TASK DETAILS: Look for the word "Analysis" in the entries below, then copy every line that has it.

━━━━━━━━━━━━━━━━━━━━

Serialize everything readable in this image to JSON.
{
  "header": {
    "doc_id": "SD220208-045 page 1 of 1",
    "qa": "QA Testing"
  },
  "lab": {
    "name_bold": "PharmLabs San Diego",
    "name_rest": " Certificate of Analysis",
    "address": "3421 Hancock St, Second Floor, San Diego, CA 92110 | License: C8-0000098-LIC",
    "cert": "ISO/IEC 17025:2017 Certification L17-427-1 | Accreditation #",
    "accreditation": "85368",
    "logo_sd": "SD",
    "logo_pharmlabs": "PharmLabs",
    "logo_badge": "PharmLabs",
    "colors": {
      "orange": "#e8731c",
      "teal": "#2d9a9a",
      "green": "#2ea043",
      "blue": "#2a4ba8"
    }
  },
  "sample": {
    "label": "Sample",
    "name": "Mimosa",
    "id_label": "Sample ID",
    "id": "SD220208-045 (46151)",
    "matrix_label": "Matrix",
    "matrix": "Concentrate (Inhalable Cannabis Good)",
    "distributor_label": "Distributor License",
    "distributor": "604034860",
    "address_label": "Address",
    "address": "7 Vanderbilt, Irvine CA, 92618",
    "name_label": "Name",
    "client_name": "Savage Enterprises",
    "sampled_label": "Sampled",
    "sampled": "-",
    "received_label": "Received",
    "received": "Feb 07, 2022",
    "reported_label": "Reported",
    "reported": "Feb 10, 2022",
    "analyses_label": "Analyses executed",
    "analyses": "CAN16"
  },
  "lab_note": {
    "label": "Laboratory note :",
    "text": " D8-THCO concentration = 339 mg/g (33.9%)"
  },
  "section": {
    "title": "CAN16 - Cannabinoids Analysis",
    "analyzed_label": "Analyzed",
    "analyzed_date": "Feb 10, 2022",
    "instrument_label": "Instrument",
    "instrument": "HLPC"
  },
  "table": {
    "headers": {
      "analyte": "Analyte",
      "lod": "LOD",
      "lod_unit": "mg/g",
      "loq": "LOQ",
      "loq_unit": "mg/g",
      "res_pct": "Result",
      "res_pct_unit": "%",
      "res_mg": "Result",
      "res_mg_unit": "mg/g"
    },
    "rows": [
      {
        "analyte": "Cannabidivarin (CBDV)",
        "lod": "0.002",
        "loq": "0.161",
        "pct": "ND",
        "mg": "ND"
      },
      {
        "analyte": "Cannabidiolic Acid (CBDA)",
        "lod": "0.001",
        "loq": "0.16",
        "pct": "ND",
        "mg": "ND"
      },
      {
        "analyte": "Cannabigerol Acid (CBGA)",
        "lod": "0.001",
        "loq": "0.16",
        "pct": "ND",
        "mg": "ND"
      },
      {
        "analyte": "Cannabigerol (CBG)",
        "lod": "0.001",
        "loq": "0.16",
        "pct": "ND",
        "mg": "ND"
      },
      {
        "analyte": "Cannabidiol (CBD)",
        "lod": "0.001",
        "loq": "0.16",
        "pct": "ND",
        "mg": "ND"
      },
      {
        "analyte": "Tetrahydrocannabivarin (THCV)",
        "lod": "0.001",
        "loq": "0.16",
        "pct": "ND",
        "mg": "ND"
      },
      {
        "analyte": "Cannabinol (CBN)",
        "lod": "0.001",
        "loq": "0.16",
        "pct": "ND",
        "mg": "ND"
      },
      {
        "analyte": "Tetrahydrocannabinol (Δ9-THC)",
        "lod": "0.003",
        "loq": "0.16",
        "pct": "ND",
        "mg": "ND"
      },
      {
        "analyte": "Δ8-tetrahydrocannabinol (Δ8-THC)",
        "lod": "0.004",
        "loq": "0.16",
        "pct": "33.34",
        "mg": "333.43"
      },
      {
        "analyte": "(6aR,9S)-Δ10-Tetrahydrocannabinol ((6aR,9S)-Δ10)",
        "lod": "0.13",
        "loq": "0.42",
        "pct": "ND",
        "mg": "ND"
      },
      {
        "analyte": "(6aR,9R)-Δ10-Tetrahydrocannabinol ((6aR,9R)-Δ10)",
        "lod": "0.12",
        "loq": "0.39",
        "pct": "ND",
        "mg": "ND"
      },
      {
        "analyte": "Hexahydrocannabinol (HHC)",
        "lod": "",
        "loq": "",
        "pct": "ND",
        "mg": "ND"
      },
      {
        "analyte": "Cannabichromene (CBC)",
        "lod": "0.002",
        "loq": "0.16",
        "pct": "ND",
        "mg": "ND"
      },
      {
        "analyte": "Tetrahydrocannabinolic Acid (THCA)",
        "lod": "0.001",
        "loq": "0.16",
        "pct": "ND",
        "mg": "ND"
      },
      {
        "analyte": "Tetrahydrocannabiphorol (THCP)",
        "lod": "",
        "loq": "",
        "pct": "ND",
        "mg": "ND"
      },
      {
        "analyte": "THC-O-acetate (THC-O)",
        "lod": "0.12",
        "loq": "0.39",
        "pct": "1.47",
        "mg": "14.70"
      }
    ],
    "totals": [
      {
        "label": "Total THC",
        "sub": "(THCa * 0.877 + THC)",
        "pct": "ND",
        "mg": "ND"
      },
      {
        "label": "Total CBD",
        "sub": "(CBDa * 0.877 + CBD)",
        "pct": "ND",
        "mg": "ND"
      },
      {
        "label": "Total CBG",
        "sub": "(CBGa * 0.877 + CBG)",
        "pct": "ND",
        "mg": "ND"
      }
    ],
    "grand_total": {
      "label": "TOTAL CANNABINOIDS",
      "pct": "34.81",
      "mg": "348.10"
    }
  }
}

━━━━━━━━━━━━━━━━━━━━

WRITTEN ANSWER:
    "name_rest": " Certificate of Analysis",
    "title": "CAN16 - Cannabinoids Analysis",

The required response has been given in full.